> [REQUIREMENT]
Set each entry down verbatim, omitting images.

> [GIVEN RECORDS]
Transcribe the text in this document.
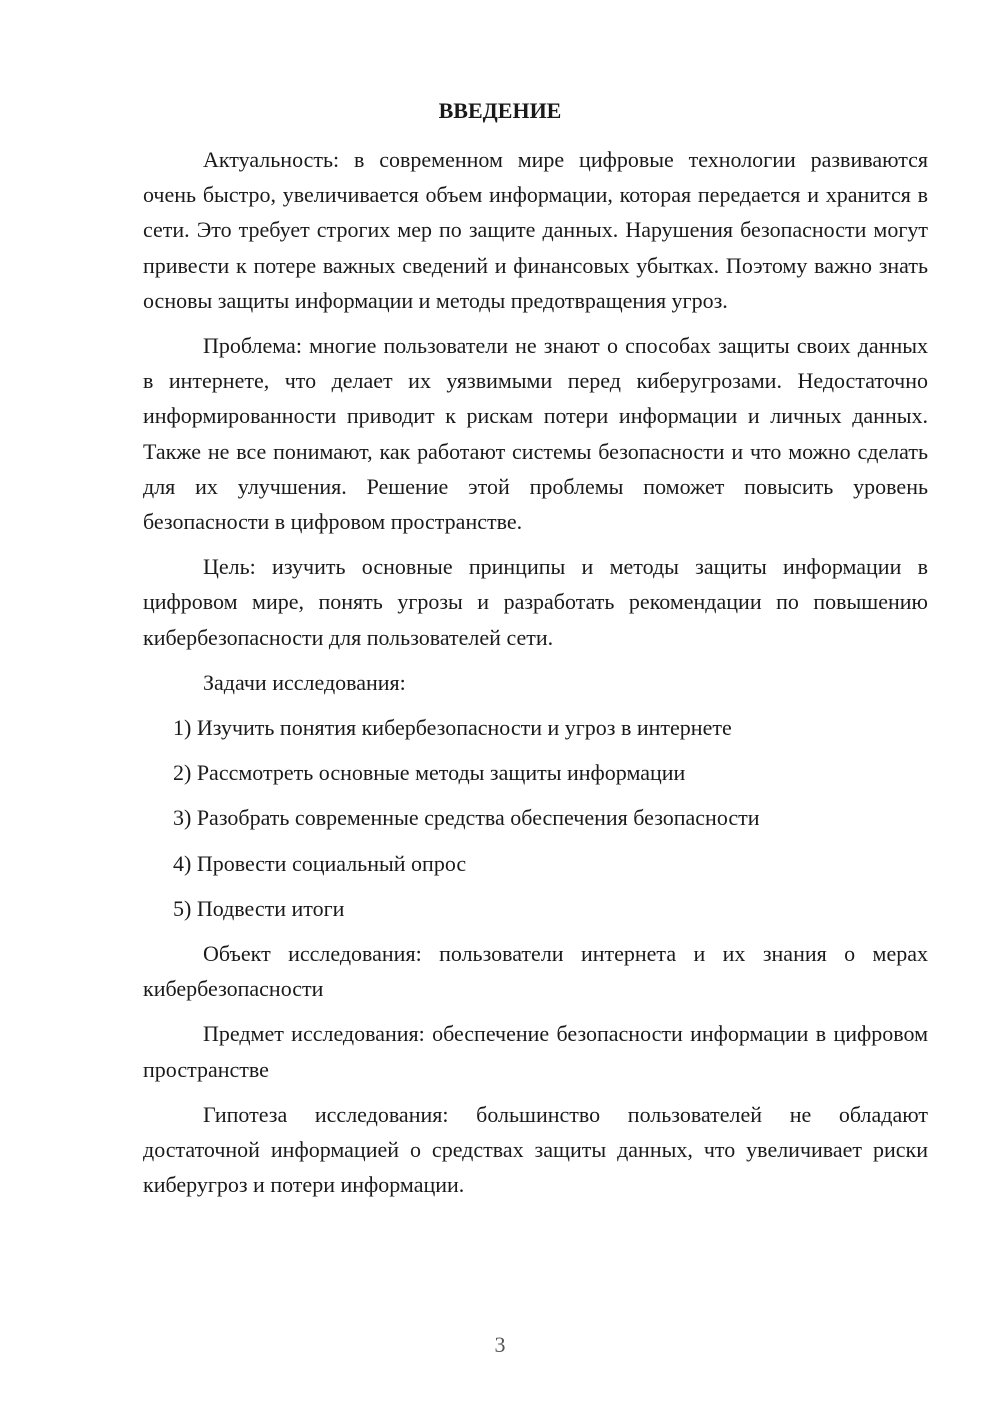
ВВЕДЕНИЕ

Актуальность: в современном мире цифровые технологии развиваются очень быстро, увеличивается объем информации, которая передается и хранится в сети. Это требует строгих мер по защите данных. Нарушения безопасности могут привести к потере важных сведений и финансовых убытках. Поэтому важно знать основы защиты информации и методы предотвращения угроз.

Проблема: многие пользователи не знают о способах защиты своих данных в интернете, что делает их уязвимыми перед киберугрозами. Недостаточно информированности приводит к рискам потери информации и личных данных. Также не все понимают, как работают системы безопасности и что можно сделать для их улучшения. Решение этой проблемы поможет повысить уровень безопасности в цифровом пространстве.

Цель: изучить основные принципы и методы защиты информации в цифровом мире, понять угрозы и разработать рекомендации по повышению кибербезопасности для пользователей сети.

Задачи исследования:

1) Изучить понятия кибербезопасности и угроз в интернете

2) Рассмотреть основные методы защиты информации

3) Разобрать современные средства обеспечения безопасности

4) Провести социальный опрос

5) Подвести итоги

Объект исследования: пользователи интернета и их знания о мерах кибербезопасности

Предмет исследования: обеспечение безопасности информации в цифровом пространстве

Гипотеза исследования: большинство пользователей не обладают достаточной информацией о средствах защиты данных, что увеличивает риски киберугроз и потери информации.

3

> [EXERCISE SOLUTION]
Transcribe the text in this document.
ВВЕДЕНИЕ

Актуальность: в современном мире цифровые технологии развиваются очень быстро, увеличивается объем информации, которая передается и хранится в сети. Это требует строгих мер по защите данных. Нарушения безопасности могут привести к потере важных сведений и финансовых убытках. Поэтому важно знать основы защиты информации и методы предотвращения угроз.

Проблема: многие пользователи не знают о способах защиты своих данных в интернете, что делает их уязвимыми перед киберугрозами. Недостаточно информированности приводит к рискам потери информации и личных данных. Также не все понимают, как работают системы безопасности и что можно сделать для их улучшения. Решение этой проблемы поможет повысить уровень безопасности в цифровом пространстве.

Цель: изучить основные принципы и методы защиты информации в цифровом мире, понять угрозы и разработать рекомендации по повышению кибербезопасности для пользователей сети.

Задачи исследования:

1) Изучить понятия кибербезопасности и угроз в интернете

2) Рассмотреть основные методы защиты информации

3) Разобрать современные средства обеспечения безопасности

4) Провести социальный опрос

5) Подвести итоги

Объект исследования: пользователи интернета и их знания о мерах кибербезопасности

Предмет исследования: обеспечение безопасности информации в цифровом пространстве

Гипотеза исследования: большинство пользователей не обладают достаточной информацией о средствах защиты данных, что увеличивает риски киберугроз и потери информации.

3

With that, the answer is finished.